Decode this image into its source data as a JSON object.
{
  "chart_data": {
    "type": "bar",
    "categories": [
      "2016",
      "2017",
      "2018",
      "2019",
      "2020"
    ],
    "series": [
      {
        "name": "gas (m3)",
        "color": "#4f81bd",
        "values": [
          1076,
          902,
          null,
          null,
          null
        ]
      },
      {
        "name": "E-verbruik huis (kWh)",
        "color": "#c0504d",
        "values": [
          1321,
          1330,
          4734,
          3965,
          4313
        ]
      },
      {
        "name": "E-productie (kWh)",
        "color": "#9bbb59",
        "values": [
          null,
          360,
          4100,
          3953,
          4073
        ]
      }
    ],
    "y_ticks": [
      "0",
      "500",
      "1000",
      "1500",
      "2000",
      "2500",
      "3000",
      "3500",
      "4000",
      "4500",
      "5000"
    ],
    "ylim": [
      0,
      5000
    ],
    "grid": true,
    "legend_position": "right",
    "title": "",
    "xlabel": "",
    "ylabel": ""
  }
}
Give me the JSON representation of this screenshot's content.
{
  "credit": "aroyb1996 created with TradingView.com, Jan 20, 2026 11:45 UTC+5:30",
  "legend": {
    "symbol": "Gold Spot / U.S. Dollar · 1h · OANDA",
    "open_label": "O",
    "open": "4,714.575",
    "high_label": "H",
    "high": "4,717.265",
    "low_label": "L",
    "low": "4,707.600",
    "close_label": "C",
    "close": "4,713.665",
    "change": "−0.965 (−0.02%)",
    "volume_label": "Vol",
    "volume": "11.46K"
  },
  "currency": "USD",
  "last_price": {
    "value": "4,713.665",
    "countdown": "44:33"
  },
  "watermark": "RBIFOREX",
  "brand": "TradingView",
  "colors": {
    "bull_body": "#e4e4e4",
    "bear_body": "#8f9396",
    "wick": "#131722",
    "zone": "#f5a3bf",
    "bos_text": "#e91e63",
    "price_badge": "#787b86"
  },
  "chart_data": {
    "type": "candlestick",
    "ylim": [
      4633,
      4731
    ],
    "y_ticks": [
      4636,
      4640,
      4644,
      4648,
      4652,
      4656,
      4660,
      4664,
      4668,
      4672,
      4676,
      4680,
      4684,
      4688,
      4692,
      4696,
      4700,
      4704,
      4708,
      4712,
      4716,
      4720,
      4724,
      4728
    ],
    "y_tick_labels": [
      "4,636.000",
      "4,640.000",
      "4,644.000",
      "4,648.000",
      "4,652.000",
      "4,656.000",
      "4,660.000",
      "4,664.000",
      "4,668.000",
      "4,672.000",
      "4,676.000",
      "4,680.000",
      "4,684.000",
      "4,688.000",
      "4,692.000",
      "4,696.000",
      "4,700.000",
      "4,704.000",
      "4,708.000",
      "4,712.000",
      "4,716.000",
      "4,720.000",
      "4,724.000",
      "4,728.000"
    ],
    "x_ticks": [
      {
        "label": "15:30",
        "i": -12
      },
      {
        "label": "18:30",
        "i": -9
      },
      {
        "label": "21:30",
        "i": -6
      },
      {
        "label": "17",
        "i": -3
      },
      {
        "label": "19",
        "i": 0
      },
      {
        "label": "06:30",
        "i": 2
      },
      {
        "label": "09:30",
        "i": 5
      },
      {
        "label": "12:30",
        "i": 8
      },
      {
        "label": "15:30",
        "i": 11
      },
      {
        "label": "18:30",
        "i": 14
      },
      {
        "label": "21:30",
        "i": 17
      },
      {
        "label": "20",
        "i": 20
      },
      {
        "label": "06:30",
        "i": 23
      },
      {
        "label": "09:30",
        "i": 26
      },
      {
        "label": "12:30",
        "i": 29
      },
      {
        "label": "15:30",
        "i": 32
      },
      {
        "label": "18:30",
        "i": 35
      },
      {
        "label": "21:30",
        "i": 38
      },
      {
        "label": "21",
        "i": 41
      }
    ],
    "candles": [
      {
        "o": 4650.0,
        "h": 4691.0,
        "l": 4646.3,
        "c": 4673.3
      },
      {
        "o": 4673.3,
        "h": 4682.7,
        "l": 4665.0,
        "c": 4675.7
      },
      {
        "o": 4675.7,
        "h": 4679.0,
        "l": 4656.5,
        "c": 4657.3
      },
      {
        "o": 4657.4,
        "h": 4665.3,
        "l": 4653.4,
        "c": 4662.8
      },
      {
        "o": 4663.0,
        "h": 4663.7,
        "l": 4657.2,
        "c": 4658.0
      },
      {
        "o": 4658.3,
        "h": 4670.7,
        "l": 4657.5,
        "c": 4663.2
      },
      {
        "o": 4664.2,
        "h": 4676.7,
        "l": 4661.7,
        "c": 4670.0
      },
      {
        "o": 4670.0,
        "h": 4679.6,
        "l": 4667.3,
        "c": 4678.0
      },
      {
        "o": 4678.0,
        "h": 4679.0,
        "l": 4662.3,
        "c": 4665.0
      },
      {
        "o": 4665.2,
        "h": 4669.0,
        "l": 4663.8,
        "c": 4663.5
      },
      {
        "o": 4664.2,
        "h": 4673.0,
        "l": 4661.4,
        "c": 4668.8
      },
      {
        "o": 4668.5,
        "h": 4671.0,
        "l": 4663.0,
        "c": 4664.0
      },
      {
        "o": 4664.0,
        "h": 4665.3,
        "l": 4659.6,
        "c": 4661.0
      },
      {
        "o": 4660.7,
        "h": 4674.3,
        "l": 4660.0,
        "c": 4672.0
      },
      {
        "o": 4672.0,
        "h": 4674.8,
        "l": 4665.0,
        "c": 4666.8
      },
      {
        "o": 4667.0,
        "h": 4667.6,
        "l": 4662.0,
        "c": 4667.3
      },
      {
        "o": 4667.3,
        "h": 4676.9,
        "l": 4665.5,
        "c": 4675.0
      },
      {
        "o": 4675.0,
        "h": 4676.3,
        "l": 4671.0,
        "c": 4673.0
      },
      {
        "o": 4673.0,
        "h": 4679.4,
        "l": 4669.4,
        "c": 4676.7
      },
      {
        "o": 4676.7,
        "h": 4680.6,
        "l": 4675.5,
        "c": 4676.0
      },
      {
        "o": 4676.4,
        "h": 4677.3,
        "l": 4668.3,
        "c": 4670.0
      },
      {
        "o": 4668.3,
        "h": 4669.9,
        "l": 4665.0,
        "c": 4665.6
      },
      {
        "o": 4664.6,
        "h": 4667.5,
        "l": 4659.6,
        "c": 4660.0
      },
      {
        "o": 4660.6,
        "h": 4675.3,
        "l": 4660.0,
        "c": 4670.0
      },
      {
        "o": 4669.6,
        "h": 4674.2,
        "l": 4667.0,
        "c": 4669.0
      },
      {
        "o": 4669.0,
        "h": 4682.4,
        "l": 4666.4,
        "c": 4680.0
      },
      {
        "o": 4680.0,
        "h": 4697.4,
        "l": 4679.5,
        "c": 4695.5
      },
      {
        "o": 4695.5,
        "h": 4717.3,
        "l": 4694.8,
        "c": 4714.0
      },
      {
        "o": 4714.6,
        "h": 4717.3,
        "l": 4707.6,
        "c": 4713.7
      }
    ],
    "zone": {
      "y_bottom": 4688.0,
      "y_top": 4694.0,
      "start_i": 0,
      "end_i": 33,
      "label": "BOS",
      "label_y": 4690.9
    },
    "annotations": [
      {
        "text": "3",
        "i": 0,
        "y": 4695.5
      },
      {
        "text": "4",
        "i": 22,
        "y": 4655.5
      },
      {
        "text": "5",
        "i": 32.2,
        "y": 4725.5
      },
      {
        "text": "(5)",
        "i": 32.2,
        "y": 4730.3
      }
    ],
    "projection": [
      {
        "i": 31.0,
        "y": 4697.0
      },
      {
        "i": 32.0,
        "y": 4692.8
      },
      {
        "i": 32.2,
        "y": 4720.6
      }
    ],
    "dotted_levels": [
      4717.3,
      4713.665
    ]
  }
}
-------
Objective: Filter the records down to the lines that contain the string "name", and copy those lines.

Answer for the task:
        "name": "gas (m3)",
        "name": "E-verbruik huis (kWh)",
        "name": "E-productie (kWh)",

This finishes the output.